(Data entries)
· · · · · · ·

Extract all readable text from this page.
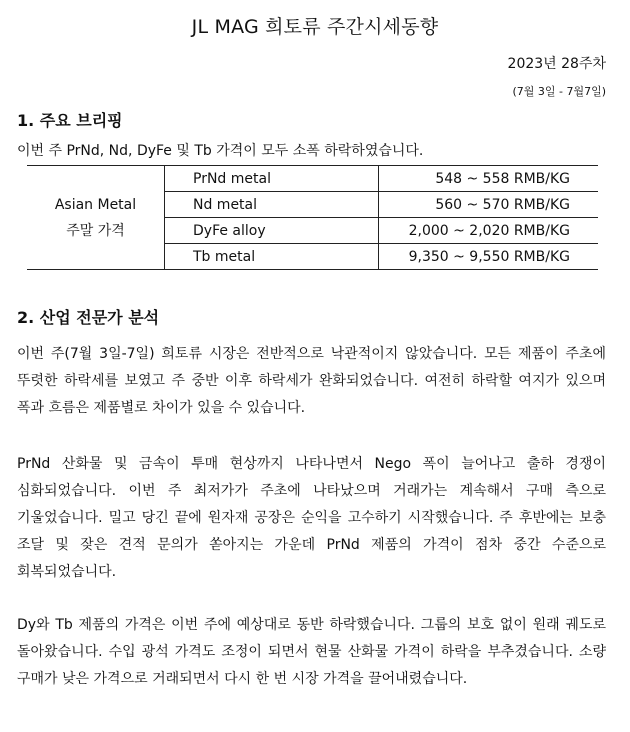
JL MAG 희토류 주간시세동향
2023년 28주차
(7월 3일 - 7월7일)
1. 주요 브리핑
이번 주 PrNd, Nd, DyFe 및 Tb 가격이 모두 소폭 하락하였습니다.
Asian Metal
주말 가격	PrNd metal	548 ~ 558 RMB/KG
	Nd metal	560 ~ 570 RMB/KG
	DyFe alloy	2,000 ~ 2,020 RMB/KG
	Tb metal	9,350 ~ 9,550 RMB/KG
2. 산업 전문가 분석

이번 주(7월 3일-7일) 희토류 시장은 전반적으로 낙관적이지 않았습니다. 모든 제품이 주초에 뚜렷한 하락세를 보였고 주 중반 이후 하락세가 완화되었습니다. 여전히 하락할 여지가 있으며 폭과 흐름은 제품별로 차이가 있을 수 있습니다.

PrNd 산화물 및 금속이 투매 현상까지 나타나면서 Nego 폭이 늘어나고 출하 경쟁이 심화되었습니다. 이번 주 최저가가 주초에 나타났으며 거래가는 계속해서 구매 측으로 기울었습니다. 밀고 당긴 끝에 원자재 공장은 순익을 고수하기 시작했습니다. 주 후반에는 보충 조달 및 잦은 견적 문의가 쏟아지는 가운데 PrNd 제품의 가격이 점차 중간 수준으로 회복되었습니다.

Dy와 Tb 제품의 가격은 이번 주에 예상대로 동반 하락했습니다. 그룹의 보호 없이 원래 궤도로 돌아왔습니다. 수입 광석 가격도 조정이 되면서 현물 산화물 가격이 하락을 부추겼습니다. 소량 구매가 낮은 가격으로 거래되면서 다시 한 번 시장 가격을 끌어내렸습니다.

· · · · · · ·

Give every line back word for word and leave the pictures out.

The reply -
Extract all readable text from this page.
JL MAG 희토류 주간시세동향
2023년 28주차
(7월 3일 - 7월7일)
1. 주요 브리핑
이번 주 PrNd, Nd, DyFe 및 Tb 가격이 모두 소폭 하락하였습니다.
Asian Metal
주말 가격	PrNd metal	548 ~ 558 RMB/KG
	Nd metal	560 ~ 570 RMB/KG
	DyFe alloy	2,000 ~ 2,020 RMB/KG
	Tb metal	9,350 ~ 9,550 RMB/KG
2. 산업 전문가 분석

이번 주(7월 3일-7일) 희토류 시장은 전반적으로 낙관적이지 않았습니다. 모든 제품이 주초에 뚜렷한 하락세를 보였고 주 중반 이후 하락세가 완화되었습니다. 여전히 하락할 여지가 있으며 폭과 흐름은 제품별로 차이가 있을 수 있습니다.

PrNd 산화물 및 금속이 투매 현상까지 나타나면서 Nego 폭이 늘어나고 출하 경쟁이 심화되었습니다. 이번 주 최저가가 주초에 나타났으며 거래가는 계속해서 구매 측으로 기울었습니다. 밀고 당긴 끝에 원자재 공장은 순익을 고수하기 시작했습니다. 주 후반에는 보충 조달 및 잦은 견적 문의가 쏟아지는 가운데 PrNd 제품의 가격이 점차 중간 수준으로 회복되었습니다.

Dy와 Tb 제품의 가격은 이번 주에 예상대로 동반 하락했습니다. 그룹의 보호 없이 원래 궤도로 돌아왔습니다. 수입 광석 가격도 조정이 되면서 현물 산화물 가격이 하락을 부추겼습니다. 소량 구매가 낮은 가격으로 거래되면서 다시 한 번 시장 가격을 끌어내렸습니다.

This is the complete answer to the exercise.